● SET TASK
Work through the records below and tally every line containing "letter". Reply with the total alone.

--

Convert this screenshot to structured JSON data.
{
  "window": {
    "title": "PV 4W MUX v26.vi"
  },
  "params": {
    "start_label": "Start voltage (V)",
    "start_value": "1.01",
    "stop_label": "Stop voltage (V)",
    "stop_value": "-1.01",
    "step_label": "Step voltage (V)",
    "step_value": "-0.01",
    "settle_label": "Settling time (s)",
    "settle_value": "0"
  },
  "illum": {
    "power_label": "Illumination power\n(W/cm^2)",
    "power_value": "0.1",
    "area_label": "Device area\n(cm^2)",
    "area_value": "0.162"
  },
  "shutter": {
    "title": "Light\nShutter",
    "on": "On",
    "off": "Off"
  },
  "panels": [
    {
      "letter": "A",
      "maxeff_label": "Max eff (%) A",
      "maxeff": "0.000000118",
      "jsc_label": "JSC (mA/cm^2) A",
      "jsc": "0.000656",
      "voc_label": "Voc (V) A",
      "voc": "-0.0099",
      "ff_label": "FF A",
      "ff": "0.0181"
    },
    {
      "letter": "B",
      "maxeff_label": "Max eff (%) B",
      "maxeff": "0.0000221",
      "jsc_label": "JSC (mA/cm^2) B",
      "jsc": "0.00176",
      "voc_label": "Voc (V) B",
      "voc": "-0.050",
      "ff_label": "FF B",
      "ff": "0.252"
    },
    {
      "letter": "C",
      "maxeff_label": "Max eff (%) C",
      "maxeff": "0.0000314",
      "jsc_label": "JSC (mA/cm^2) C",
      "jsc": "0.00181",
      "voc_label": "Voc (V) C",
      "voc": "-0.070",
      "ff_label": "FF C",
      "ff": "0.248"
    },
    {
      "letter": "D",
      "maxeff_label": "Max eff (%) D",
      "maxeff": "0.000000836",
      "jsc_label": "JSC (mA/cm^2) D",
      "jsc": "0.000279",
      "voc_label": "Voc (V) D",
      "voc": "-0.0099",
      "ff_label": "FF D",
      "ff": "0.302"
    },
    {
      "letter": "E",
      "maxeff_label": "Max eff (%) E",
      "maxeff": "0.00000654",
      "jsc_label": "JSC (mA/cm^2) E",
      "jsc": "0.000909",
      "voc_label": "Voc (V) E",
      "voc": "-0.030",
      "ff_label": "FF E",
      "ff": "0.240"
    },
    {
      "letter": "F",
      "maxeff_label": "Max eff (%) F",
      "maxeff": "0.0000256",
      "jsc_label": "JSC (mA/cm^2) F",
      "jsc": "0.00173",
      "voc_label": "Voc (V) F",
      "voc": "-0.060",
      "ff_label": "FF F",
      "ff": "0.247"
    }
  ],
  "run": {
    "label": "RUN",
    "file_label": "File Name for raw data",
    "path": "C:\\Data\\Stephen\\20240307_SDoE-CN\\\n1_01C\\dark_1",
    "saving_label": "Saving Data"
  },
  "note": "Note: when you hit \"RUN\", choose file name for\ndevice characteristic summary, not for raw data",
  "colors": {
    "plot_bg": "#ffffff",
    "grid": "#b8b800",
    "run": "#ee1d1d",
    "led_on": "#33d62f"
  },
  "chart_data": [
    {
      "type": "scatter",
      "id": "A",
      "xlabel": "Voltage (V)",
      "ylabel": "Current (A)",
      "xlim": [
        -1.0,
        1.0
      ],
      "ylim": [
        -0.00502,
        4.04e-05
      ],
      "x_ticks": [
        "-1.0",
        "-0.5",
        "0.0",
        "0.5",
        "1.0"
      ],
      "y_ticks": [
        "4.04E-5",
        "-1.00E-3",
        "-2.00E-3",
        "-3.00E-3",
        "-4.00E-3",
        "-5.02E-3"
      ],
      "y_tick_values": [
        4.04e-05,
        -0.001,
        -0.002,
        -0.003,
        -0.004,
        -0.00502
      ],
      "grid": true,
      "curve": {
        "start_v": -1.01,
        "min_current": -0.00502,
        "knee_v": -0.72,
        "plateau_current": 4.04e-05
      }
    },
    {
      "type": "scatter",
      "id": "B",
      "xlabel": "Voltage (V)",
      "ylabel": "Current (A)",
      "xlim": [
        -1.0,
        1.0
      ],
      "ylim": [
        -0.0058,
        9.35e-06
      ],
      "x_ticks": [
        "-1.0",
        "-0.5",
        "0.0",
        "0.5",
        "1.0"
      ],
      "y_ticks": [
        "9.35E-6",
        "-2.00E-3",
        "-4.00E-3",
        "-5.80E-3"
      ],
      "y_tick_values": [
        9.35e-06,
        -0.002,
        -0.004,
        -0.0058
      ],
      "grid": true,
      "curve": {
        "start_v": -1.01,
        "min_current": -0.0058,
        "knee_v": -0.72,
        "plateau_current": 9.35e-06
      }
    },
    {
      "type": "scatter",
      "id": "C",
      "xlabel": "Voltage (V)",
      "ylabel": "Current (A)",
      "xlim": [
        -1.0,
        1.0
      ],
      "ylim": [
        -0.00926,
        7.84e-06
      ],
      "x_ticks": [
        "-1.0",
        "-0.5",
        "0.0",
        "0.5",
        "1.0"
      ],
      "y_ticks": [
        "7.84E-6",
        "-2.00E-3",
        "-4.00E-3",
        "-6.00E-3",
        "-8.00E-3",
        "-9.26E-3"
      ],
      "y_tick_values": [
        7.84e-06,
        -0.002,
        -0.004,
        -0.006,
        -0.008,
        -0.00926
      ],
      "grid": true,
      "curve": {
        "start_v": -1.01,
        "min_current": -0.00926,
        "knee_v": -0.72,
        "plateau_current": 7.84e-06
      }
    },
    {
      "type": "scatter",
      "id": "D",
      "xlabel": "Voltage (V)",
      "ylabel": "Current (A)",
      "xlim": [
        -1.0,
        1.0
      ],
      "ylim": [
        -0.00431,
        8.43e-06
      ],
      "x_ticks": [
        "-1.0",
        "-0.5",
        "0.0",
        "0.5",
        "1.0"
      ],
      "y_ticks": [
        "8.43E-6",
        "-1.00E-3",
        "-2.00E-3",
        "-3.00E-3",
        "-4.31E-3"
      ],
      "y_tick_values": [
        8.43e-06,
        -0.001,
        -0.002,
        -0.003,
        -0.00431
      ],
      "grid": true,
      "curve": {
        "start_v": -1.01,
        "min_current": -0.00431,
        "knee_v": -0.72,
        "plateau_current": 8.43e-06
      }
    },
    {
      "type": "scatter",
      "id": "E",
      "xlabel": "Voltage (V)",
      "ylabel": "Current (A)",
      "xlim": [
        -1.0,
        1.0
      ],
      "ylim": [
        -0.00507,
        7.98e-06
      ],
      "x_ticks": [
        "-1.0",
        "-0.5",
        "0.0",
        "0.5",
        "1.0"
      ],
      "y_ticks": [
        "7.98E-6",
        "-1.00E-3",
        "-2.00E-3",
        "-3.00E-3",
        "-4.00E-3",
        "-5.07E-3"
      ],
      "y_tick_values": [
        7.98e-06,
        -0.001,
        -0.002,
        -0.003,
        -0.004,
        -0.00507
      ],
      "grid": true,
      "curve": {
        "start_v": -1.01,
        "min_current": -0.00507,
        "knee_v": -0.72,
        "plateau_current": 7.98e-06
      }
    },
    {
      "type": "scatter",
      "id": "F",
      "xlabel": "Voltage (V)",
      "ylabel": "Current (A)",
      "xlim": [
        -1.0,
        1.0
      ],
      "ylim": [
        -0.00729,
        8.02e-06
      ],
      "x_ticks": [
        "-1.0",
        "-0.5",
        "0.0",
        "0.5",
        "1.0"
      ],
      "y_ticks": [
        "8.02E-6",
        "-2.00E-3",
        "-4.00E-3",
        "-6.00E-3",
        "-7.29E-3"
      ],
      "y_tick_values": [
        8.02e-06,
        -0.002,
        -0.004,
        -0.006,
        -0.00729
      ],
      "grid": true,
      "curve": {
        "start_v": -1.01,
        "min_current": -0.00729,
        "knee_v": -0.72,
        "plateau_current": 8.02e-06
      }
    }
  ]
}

--

● SOLUTION TO THE PROBLEM
6